Identify and reproduce every line holding the string "Ordenación".

Start RECORD SET

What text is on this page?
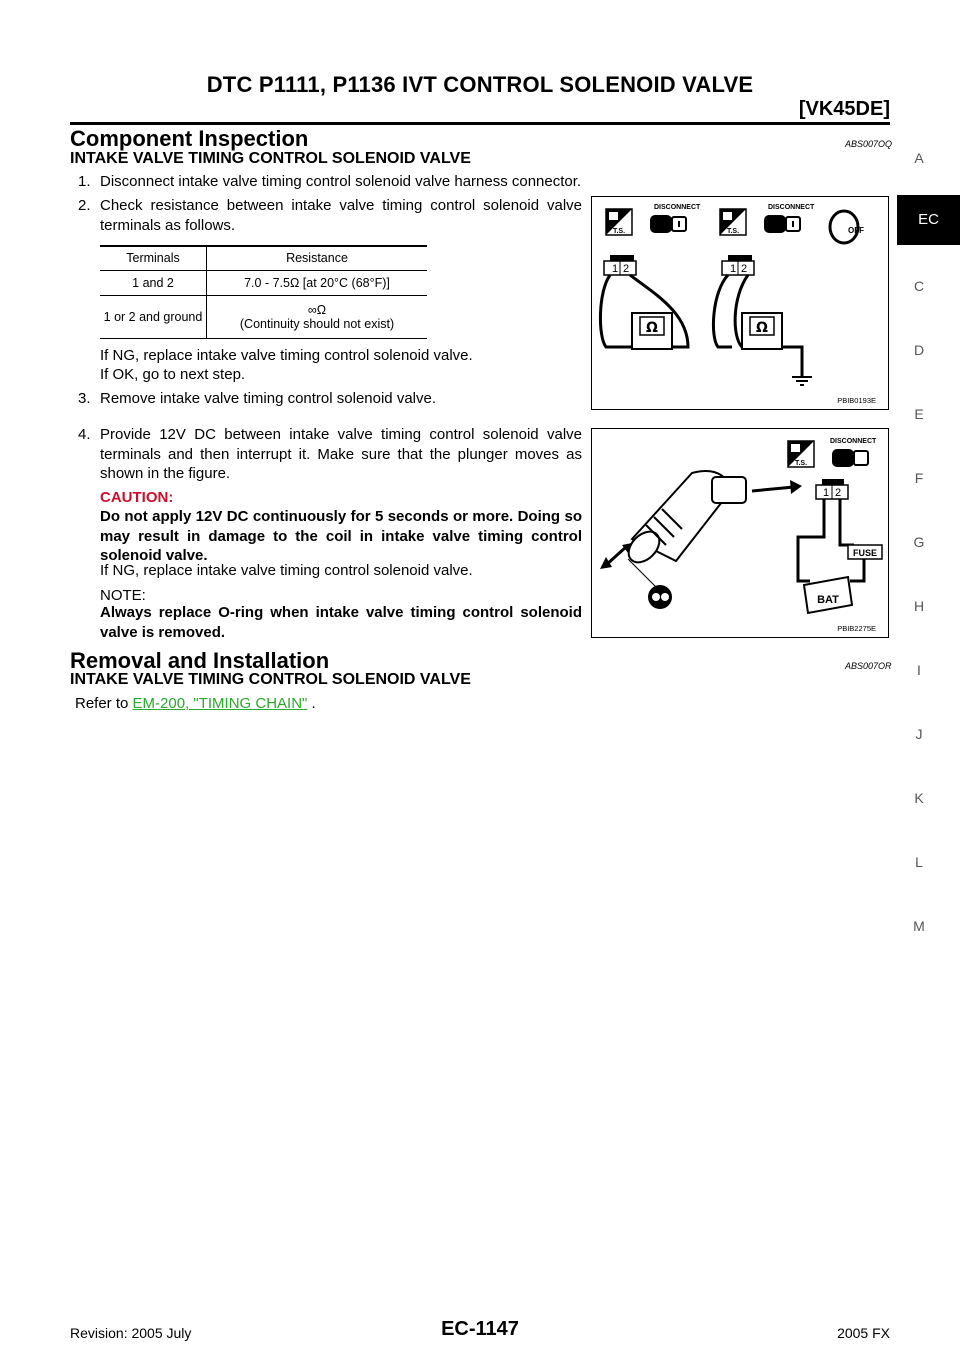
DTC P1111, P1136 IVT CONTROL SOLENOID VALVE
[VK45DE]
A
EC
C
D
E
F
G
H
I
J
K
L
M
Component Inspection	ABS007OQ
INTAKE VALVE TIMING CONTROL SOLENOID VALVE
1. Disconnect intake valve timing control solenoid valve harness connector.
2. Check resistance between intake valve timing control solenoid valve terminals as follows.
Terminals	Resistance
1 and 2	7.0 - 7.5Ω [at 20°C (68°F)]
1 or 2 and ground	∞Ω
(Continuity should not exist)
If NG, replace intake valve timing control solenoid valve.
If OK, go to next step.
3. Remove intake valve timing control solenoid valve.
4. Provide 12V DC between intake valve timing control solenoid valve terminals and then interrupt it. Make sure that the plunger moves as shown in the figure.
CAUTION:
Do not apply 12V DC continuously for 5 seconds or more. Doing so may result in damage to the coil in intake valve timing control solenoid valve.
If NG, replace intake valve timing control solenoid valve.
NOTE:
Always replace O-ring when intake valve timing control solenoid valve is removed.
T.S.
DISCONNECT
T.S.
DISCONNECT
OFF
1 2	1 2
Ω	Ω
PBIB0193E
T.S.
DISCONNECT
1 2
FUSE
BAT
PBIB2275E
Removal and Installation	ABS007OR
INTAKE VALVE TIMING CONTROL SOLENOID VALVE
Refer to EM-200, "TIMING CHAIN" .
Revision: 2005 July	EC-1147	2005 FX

End RECORD SET
Start RECORD SET

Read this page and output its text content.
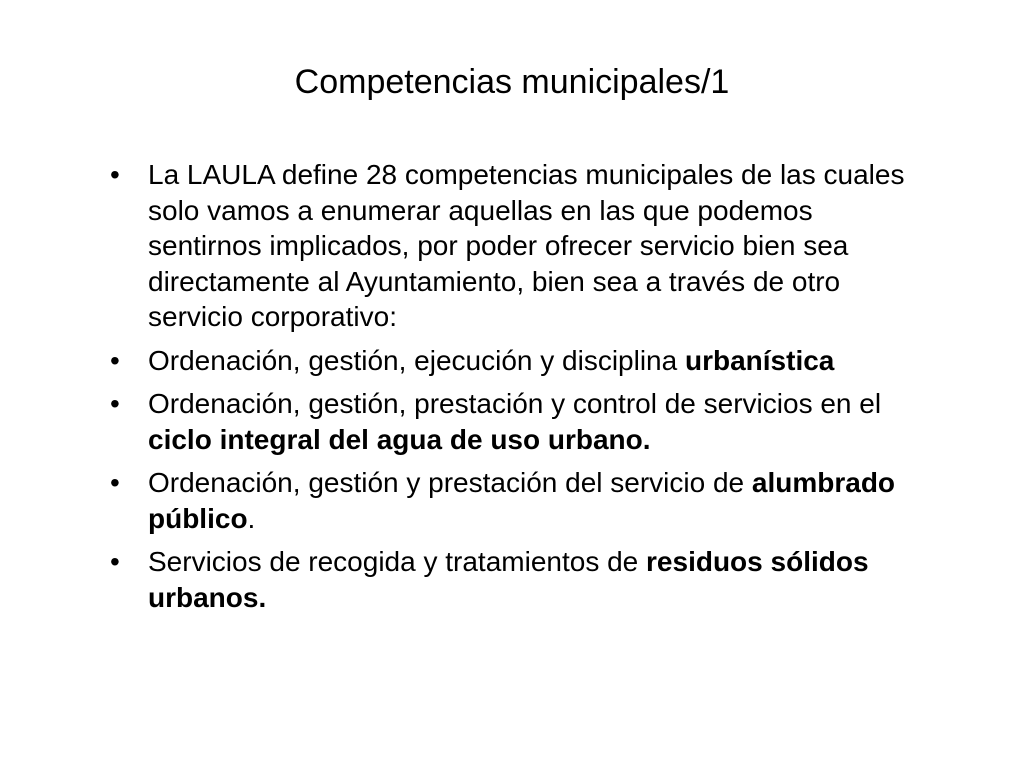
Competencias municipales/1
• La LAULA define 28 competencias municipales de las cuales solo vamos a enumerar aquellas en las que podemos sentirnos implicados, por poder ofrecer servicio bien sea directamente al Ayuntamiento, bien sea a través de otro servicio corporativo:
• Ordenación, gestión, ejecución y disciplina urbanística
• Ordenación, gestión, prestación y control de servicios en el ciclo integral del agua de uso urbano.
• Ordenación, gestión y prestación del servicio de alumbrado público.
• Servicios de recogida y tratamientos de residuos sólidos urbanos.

End RECORD SET

REPLY TO THE EXERCISE:
• Ordenación, gestión, ejecución y disciplina urbanística
• Ordenación, gestión, prestación y control de servicios en el ciclo integral del agua de uso urbano.
• Ordenación, gestión y prestación del servicio de alumbrado público.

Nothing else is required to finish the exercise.